Other injuries that can occur with this type of external rotation mechanism are posterior inferior tibiofibular ligament sprains, deltoid ligament sprain, osteochondral fractures of the talus, distal fibular fractures and proximal fibular fracture.
Physical findings after a syndesmotic sprain can appear very similar to those of an inversion ankle sprain. This fact, in conjunction with the proximity of the structures involved in both types of sprains, make the clinical examination one of the most important diagnostic tools. A proper history to find out what direction the foot was forced into is crucial. Point of maximal pain and tenderness is the best clue to determine site of injury. Following a syndesmotic ankle sprain, tenderness over the tibiofibular synesmosis and possibly more proximal along the interosseous membrane between the tibia and fibula is the most tell-tale sign. Tenderness over the medial aspect of the ankle, especially over the deltoid ligament, is also a good sign that something other than an inversion injury has occurred. Swelling can be minimal to moderate over the area. The large egg-shaped edema commonly present after an inversion ankle sprain is not as common after a syndesmotic sprain. With both types of sprains there is a loss of range of motion, pain in extremes of motion and weakness during manual muscle testing. After the clinical exam X-rays, MRI, or CT scans can all be utilized effectively by the physician.
Post injury management of sydesmotic sprains has proven difficult for all sports, hockey included. Pain management and return to normal function becomes important. Management options can include a period of non-weight bearing with the use of crutches with casting or bracing of the ankle, non-steroidal anti-inflammatory regimen, and corticosteroid injection.
After and inversion sprain management of swelling and ecchymosis throughout the ankle presents the greatest challenge. As the swelling begins to subside the athletes pain will usually decrease as range of motion and strength begin to increase. Whereas with the syndesmotic sprain, swelling is usually minimal but the return to full motion and full weight bearing is the challenge.
With a lateral inversion ankle sprain return to competition can sometimes be shortened with the help of bracing or taping. Syndesmotic sprains have proven difficult to support with taping or bracing. Most commonly tape is applied in an attempt to restrict the force responsible for the injury. Additional strips can be applied to compress the distal inferior tibiofibular joint to control its motion.
Syndesmotic ankle sprains in all sports are difficult to manage. The mechanism of injury puts stress on so many structures that are integral to the biomechanical function of the joints of the ankle that normal pain-free function becomes difficult to attain. Return to competition can be very slow and frustrating to every one involved, from athletes and coaches to athletic trainers and physicians. Proper recognition of the injury is the first step in what could be a long road to recovery.
1. Doughtie, M. Syndesmotic Ankle Sprains in Football: A Survey of NFL Athletic Trainers. Journal of Athletic Training 1999;34(1):15-18.
2. Norkus, SA, Floyd, RT. The Anatomy and Mechanisms of Syndesmotic Ankle Sprains. Journal of Athletic Training 2001;36(1):68-73.
3. Matava, M. Syndesmosis Sprains in the Hockey Player. Sports Medicine and Hockey: a Summit for the NHL and Beyond. American Orthopaedic Society for Sports Medicine, Toronto Canada, August 24-26, 2001.

» The data:
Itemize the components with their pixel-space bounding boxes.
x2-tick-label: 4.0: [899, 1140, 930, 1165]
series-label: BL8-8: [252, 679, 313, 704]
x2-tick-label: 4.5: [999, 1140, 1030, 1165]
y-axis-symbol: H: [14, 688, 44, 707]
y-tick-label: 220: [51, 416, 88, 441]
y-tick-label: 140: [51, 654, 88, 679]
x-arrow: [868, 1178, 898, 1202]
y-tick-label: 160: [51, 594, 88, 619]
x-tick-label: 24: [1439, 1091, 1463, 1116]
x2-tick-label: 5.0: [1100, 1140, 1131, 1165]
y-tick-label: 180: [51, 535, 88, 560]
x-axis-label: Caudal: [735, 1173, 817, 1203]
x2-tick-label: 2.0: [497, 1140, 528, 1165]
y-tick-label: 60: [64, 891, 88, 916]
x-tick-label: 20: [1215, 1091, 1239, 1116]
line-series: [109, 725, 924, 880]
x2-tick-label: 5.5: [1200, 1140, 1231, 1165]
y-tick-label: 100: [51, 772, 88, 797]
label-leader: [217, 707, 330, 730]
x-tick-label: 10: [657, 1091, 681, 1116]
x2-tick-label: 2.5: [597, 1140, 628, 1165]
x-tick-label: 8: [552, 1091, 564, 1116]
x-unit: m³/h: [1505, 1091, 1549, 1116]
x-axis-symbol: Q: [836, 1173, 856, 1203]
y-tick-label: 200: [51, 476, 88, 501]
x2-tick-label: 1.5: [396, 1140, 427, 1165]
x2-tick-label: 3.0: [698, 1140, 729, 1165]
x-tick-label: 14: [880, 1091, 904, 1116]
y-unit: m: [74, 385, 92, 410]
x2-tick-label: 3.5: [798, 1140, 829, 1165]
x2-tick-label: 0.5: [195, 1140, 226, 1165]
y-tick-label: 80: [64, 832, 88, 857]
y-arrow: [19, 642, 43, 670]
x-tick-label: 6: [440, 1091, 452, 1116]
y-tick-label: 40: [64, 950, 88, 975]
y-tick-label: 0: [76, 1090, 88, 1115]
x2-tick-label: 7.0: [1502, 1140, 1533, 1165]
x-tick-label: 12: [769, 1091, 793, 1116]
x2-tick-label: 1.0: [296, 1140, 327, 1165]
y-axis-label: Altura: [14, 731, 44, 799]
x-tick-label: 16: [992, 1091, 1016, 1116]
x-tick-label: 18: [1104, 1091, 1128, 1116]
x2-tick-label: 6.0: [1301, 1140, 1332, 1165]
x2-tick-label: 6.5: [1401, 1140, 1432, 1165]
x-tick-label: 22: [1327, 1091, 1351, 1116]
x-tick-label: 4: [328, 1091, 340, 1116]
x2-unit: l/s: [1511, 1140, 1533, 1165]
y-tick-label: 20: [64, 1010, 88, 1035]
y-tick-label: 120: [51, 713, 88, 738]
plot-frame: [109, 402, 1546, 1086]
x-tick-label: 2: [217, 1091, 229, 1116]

» Exercise instructions: In the passage on syndesmotic ankle sprains, what is identified as the best clue for determining the site of injury? The rows stand apart from the passage on syndesmotic ankle sprains and are unrelated to it.

» Solution for this exercise: The point of maximal pain and tenderness.